### What is asked
Look through the material and tally each line bearing the word "person". Give only the total.

### Available records
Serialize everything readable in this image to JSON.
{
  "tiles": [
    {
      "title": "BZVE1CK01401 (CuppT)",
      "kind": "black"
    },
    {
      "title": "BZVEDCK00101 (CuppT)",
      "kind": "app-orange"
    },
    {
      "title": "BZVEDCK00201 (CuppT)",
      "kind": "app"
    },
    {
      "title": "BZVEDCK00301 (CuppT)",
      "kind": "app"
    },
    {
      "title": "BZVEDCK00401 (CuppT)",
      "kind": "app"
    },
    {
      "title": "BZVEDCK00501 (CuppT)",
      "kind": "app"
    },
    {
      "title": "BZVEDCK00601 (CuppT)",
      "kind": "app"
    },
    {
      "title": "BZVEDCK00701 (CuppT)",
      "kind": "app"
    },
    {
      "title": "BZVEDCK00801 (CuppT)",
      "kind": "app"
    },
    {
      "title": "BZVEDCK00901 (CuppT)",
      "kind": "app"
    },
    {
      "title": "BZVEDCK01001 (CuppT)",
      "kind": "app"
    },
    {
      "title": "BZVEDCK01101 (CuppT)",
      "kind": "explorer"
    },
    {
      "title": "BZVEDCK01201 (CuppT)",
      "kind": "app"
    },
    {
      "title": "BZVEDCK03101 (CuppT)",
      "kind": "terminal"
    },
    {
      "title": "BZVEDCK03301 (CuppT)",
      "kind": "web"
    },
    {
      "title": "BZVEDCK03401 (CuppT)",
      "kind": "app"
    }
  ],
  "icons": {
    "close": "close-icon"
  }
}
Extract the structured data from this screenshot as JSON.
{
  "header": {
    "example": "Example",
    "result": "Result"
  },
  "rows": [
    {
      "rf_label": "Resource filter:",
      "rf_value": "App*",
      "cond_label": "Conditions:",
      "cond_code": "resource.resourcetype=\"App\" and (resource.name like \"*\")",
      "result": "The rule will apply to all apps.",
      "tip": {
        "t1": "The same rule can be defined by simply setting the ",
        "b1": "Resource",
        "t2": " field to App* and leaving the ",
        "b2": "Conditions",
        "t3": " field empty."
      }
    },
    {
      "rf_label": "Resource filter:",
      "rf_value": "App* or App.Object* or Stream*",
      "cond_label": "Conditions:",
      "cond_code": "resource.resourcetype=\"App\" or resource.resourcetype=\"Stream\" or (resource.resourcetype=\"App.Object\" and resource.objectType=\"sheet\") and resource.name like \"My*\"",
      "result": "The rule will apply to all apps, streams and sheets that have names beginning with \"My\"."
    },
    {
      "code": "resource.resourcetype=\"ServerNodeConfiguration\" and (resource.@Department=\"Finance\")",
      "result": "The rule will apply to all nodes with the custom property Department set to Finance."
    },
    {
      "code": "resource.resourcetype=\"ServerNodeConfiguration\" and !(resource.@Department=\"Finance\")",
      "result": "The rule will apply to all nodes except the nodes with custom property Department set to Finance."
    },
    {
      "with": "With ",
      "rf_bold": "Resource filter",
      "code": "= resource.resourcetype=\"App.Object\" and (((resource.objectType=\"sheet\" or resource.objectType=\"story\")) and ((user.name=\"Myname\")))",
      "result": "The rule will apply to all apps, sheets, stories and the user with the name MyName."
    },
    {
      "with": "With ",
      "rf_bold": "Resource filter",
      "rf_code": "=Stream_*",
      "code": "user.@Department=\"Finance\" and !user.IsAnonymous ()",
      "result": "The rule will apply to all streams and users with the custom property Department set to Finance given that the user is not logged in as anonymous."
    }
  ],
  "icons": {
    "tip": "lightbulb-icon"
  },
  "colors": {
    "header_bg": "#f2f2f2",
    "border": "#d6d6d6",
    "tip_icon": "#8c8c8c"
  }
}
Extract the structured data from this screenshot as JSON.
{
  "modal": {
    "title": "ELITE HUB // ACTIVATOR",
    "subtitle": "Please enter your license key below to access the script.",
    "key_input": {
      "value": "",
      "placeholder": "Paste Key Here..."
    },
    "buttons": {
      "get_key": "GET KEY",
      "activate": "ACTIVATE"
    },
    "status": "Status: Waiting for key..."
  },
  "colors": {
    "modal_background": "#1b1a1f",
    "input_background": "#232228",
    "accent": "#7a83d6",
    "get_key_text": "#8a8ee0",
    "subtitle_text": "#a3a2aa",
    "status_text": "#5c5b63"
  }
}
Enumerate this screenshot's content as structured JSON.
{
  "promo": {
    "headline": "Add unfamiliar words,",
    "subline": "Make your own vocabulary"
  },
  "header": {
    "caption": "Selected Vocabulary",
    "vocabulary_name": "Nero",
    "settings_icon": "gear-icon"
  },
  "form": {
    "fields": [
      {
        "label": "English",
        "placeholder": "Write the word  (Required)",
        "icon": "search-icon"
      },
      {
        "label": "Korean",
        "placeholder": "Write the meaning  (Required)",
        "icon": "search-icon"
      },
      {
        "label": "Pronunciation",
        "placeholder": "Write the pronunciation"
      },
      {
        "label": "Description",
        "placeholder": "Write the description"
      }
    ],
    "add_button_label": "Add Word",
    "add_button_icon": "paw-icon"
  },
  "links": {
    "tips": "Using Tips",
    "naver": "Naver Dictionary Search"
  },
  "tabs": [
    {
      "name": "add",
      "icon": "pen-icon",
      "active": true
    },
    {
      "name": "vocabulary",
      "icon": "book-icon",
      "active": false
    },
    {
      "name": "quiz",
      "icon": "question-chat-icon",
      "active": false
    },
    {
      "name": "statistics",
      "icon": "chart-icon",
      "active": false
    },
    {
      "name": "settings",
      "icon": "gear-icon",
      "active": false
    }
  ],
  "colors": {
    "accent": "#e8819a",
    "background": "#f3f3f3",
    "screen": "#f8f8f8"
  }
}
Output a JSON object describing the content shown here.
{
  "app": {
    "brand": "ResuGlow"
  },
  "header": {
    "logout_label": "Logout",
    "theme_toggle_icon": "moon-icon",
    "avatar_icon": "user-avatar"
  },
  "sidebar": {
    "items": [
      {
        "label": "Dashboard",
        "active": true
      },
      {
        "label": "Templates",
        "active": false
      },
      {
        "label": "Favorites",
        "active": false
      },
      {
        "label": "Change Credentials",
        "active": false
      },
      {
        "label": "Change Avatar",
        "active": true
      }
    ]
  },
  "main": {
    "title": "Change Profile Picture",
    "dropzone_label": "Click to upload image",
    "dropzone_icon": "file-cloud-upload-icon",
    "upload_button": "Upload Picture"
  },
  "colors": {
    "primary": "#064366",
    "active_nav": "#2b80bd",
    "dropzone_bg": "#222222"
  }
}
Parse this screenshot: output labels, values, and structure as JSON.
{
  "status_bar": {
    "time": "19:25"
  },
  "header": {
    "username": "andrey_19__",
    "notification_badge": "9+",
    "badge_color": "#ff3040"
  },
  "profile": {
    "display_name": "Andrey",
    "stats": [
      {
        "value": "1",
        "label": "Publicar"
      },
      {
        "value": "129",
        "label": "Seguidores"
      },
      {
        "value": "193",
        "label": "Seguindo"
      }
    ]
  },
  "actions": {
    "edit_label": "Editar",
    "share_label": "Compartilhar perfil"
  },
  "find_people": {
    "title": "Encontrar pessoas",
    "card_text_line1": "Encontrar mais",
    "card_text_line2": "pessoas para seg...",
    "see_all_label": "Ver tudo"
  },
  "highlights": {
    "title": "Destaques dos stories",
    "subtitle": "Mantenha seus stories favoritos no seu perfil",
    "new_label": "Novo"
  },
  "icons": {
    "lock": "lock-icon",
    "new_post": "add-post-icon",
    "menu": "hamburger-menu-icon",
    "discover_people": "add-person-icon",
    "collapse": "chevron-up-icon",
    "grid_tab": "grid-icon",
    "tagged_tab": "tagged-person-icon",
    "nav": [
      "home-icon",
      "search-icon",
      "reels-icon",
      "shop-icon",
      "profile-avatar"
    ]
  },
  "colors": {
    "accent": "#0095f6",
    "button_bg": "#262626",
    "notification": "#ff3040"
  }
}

### Answer to this exercise
2